> [Records for this exercise]
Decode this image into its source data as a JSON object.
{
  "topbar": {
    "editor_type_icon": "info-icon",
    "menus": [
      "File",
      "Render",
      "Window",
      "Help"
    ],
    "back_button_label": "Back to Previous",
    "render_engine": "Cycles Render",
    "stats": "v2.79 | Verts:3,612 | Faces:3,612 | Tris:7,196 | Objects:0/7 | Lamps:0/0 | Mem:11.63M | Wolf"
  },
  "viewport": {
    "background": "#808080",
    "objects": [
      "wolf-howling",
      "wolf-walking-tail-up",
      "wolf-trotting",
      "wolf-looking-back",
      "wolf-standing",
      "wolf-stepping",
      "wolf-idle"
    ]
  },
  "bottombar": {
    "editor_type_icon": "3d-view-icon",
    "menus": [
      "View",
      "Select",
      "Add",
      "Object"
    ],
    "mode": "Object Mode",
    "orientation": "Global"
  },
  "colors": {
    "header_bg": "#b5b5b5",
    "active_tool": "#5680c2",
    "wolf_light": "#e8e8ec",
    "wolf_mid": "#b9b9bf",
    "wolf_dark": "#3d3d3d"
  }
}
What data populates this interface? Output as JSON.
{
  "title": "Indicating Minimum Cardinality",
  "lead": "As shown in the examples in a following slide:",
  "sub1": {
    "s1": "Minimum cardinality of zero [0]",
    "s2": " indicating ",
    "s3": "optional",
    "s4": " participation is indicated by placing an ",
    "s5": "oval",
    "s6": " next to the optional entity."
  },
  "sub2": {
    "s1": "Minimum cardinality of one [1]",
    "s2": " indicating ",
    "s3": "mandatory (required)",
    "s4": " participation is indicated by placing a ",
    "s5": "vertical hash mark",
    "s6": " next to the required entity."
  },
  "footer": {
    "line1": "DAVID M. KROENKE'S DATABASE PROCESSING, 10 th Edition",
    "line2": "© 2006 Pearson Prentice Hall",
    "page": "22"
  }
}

---

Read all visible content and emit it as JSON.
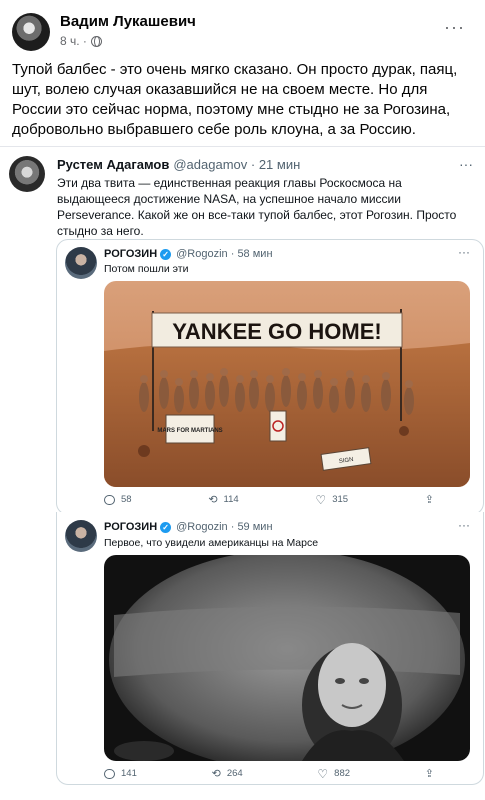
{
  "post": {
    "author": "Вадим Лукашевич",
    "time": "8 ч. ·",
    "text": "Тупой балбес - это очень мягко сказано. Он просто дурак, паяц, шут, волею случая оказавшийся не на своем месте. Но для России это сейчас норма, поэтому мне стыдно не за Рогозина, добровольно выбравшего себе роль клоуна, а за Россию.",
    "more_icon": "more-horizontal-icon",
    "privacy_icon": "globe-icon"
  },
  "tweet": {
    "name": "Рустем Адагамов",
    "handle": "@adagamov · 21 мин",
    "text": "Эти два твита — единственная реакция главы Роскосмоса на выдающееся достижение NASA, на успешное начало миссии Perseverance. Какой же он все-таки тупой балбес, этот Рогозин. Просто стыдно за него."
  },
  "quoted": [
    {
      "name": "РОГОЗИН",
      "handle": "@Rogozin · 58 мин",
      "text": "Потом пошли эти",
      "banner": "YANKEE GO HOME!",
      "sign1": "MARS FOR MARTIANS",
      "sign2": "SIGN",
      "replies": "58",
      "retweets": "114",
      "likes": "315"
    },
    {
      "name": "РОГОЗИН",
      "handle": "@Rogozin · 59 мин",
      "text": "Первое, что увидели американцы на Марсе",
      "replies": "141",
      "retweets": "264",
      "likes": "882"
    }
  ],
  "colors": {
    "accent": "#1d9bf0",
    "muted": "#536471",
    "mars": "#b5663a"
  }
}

> [Instructions to follow]
Identify the lines above with the word "icon". Copy them.

> [Worked answer]
    "editor_type_icon": "info-icon",
    "editor_type_icon": "3d-view-icon",
    "more_icon": "more-horizontal-icon",
    "privacy_icon": "globe-icon"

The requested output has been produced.